* DIRECTION *
Print the listing below in its entirety, character for character.

* DATA RECORDS *
============================================================

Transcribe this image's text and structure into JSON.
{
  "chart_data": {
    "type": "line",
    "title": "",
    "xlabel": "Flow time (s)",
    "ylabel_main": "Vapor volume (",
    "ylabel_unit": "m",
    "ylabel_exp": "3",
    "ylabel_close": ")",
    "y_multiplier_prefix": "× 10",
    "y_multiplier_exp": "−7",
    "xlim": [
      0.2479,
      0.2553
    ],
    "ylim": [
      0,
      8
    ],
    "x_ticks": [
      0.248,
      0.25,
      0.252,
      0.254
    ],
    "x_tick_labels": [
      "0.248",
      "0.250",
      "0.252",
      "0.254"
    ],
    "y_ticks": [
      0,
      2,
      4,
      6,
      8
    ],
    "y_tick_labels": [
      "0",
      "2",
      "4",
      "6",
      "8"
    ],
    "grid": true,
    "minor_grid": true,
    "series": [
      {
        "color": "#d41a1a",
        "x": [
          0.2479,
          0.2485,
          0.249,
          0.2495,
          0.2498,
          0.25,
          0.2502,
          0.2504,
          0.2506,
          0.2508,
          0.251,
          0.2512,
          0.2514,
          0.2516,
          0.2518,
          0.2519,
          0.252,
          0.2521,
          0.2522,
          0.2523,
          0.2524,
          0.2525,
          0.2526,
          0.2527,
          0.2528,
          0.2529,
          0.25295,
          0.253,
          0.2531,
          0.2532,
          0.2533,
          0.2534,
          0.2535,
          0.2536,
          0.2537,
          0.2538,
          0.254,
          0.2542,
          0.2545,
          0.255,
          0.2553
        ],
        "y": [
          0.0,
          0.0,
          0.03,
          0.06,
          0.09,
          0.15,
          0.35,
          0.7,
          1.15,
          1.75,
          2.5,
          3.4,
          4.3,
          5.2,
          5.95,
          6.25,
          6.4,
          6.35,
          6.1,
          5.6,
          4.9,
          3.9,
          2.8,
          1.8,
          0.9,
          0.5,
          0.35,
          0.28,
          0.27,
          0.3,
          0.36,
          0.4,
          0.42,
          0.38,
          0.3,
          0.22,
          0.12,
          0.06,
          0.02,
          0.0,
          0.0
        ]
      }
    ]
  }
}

============================================================

* FULL RESPONSE *
Transcribe this image's text and structure into JSON.
{
  "chart_data": {
    "type": "line",
    "title": "",
    "xlabel": "Flow time (s)",
    "ylabel_main": "Vapor volume (",
    "ylabel_unit": "m",
    "ylabel_exp": "3",
    "ylabel_close": ")",
    "y_multiplier_prefix": "× 10",
    "y_multiplier_exp": "−7",
    "xlim": [
      0.2479,
      0.2553
    ],
    "ylim": [
      0,
      8
    ],
    "x_ticks": [
      0.248,
      0.25,
      0.252,
      0.254
    ],
    "x_tick_labels": [
      "0.248",
      "0.250",
      "0.252",
      "0.254"
    ],
    "y_ticks": [
      0,
      2,
      4,
      6,
      8
    ],
    "y_tick_labels": [
      "0",
      "2",
      "4",
      "6",
      "8"
    ],
    "grid": true,
    "minor_grid": true,
    "series": [
      {
        "color": "#d41a1a",
        "x": [
          0.2479,
          0.2485,
          0.249,
          0.2495,
          0.2498,
          0.25,
          0.2502,
          0.2504,
          0.2506,
          0.2508,
          0.251,
          0.2512,
          0.2514,
          0.2516,
          0.2518,
          0.2519,
          0.252,
          0.2521,
          0.2522,
          0.2523,
          0.2524,
          0.2525,
          0.2526,
          0.2527,
          0.2528,
          0.2529,
          0.25295,
          0.253,
          0.2531,
          0.2532,
          0.2533,
          0.2534,
          0.2535,
          0.2536,
          0.2537,
          0.2538,
          0.254,
          0.2542,
          0.2545,
          0.255,
          0.2553
        ],
        "y": [
          0.0,
          0.0,
          0.03,
          0.06,
          0.09,
          0.15,
          0.35,
          0.7,
          1.15,
          1.75,
          2.5,
          3.4,
          4.3,
          5.2,
          5.95,
          6.25,
          6.4,
          6.35,
          6.1,
          5.6,
          4.9,
          3.9,
          2.8,
          1.8,
          0.9,
          0.5,
          0.35,
          0.28,
          0.27,
          0.3,
          0.36,
          0.4,
          0.42,
          0.38,
          0.3,
          0.22,
          0.12,
          0.06,
          0.02,
          0.0,
          0.0
        ]
      }
    ]
  }
}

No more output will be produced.